=== PROVIDED INFORMATION ===

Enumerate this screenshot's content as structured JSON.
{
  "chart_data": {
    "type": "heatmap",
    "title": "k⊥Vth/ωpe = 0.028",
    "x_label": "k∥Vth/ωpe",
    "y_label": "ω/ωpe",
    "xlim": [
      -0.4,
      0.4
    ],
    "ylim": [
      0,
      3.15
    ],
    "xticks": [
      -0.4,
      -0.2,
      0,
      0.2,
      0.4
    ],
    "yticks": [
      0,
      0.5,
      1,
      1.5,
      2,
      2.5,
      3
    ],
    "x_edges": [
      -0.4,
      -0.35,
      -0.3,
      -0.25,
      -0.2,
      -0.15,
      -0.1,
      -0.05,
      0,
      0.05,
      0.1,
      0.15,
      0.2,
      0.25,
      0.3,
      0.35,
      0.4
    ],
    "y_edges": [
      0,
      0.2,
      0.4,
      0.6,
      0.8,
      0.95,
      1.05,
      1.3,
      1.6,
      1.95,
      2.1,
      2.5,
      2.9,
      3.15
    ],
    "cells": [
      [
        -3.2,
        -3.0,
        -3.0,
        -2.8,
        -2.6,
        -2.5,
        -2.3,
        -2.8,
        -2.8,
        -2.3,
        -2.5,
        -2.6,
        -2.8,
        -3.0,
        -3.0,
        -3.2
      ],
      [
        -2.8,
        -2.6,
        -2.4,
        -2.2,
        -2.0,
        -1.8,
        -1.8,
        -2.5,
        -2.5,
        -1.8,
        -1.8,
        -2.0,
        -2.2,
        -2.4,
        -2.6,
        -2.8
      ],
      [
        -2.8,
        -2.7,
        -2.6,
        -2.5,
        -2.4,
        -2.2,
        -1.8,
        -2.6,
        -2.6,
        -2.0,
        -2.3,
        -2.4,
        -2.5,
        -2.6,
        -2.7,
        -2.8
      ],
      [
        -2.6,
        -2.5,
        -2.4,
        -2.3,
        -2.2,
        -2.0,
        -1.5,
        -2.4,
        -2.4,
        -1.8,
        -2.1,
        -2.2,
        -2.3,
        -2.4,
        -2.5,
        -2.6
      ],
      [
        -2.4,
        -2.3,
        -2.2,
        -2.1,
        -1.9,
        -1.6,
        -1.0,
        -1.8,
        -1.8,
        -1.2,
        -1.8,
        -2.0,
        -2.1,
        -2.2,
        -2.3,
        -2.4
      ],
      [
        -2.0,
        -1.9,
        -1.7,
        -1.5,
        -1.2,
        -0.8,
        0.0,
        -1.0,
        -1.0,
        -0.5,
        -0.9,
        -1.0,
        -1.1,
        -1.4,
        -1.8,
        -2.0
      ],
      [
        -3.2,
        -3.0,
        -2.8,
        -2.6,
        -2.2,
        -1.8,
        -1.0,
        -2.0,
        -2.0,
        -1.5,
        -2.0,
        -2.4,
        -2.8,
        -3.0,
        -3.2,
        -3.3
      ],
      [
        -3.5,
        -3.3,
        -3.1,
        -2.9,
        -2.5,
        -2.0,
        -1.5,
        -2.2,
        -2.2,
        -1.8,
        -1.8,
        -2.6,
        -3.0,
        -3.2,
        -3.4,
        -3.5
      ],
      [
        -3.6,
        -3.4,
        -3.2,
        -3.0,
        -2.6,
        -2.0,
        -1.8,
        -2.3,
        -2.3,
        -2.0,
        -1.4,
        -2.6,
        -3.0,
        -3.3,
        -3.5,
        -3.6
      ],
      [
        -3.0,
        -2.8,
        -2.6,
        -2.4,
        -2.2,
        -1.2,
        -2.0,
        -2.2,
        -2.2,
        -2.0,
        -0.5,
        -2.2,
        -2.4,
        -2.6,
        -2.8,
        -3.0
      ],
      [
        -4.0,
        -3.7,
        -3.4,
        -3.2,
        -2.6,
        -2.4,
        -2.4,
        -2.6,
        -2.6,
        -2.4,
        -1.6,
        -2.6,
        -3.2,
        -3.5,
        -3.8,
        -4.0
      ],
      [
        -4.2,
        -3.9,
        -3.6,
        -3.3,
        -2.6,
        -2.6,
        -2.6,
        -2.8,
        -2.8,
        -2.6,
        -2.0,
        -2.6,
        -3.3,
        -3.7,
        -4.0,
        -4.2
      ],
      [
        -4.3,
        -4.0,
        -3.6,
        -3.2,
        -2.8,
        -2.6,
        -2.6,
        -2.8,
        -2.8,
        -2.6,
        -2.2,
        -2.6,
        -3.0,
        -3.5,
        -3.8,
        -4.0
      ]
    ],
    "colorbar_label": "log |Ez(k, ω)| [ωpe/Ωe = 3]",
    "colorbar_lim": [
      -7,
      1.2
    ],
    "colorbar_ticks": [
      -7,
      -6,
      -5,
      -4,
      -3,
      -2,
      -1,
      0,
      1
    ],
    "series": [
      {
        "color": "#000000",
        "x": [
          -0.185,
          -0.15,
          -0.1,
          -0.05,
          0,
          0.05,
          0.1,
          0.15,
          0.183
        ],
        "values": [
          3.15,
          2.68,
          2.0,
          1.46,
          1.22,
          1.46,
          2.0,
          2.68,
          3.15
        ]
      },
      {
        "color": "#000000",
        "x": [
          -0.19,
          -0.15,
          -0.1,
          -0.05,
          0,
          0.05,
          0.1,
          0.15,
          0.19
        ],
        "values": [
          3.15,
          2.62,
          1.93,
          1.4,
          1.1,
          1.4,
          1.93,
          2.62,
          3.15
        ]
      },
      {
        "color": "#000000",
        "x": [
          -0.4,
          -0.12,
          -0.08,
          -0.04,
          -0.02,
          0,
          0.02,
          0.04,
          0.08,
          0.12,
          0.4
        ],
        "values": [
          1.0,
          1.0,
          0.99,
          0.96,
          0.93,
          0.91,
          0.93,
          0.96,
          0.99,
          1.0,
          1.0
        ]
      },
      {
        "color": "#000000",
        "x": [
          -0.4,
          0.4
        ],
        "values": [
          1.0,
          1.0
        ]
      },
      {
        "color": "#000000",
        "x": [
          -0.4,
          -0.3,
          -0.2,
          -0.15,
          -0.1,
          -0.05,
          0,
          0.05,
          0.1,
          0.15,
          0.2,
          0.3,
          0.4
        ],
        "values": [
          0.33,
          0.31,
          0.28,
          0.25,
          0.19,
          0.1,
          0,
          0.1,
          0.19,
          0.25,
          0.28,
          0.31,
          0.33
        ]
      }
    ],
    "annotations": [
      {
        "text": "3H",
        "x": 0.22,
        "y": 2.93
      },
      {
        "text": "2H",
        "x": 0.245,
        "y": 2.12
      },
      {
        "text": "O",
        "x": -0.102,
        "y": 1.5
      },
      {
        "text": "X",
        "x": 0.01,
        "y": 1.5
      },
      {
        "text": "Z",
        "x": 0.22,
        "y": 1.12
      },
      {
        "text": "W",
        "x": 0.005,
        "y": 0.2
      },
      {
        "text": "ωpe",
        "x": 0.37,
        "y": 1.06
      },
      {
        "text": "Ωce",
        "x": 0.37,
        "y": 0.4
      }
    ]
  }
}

===

Report only a number: how many lines in the material above contain the string "text".

8